> STATED GOAL: Count how many lines below include the string "screenshot", and give that number without anything else.

-- Start GIVEN DATA --

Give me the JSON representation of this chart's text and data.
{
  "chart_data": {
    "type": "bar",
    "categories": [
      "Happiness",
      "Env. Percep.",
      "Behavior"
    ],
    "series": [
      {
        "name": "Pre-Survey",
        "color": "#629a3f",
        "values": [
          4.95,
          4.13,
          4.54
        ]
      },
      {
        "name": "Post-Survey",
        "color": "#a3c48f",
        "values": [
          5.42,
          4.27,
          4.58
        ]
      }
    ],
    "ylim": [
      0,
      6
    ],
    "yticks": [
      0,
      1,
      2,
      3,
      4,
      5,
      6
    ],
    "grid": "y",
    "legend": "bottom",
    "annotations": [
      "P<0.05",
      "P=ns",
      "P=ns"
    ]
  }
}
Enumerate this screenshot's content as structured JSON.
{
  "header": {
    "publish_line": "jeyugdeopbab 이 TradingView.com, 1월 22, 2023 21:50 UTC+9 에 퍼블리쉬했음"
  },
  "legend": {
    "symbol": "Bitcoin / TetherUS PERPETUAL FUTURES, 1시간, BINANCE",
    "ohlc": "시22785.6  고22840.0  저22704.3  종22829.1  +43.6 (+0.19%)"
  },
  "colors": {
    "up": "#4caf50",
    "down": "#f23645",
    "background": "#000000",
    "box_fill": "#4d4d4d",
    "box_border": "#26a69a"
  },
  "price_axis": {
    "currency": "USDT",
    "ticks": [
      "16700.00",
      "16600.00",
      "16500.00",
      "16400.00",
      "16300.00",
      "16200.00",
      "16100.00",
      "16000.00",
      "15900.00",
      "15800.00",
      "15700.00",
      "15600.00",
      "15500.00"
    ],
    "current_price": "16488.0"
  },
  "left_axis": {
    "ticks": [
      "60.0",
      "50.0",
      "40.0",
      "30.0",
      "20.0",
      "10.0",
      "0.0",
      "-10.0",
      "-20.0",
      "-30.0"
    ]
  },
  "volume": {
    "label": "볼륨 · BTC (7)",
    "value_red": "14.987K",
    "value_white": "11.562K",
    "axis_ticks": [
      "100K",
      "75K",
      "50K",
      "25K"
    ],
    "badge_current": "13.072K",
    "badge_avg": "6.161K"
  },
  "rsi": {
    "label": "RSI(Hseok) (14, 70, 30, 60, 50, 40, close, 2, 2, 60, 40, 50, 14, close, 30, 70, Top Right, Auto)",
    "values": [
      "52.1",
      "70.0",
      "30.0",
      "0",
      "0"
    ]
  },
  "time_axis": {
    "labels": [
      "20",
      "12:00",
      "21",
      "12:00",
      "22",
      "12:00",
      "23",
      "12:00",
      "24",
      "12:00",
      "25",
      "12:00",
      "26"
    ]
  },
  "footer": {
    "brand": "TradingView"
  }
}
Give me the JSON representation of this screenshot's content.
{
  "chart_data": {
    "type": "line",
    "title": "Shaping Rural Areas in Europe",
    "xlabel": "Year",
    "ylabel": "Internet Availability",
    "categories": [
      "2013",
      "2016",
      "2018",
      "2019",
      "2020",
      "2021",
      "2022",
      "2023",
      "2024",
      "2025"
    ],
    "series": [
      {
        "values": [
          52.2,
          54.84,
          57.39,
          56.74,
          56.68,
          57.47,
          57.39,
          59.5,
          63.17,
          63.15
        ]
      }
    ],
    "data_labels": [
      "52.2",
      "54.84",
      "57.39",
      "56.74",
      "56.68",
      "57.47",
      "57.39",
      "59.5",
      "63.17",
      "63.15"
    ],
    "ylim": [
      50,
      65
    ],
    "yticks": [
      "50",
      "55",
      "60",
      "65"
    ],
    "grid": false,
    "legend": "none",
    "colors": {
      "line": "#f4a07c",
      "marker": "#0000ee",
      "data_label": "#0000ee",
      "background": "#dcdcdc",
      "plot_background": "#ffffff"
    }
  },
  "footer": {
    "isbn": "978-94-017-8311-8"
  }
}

-- End GIVEN DATA --

> EXERCISE RESPONSE: 2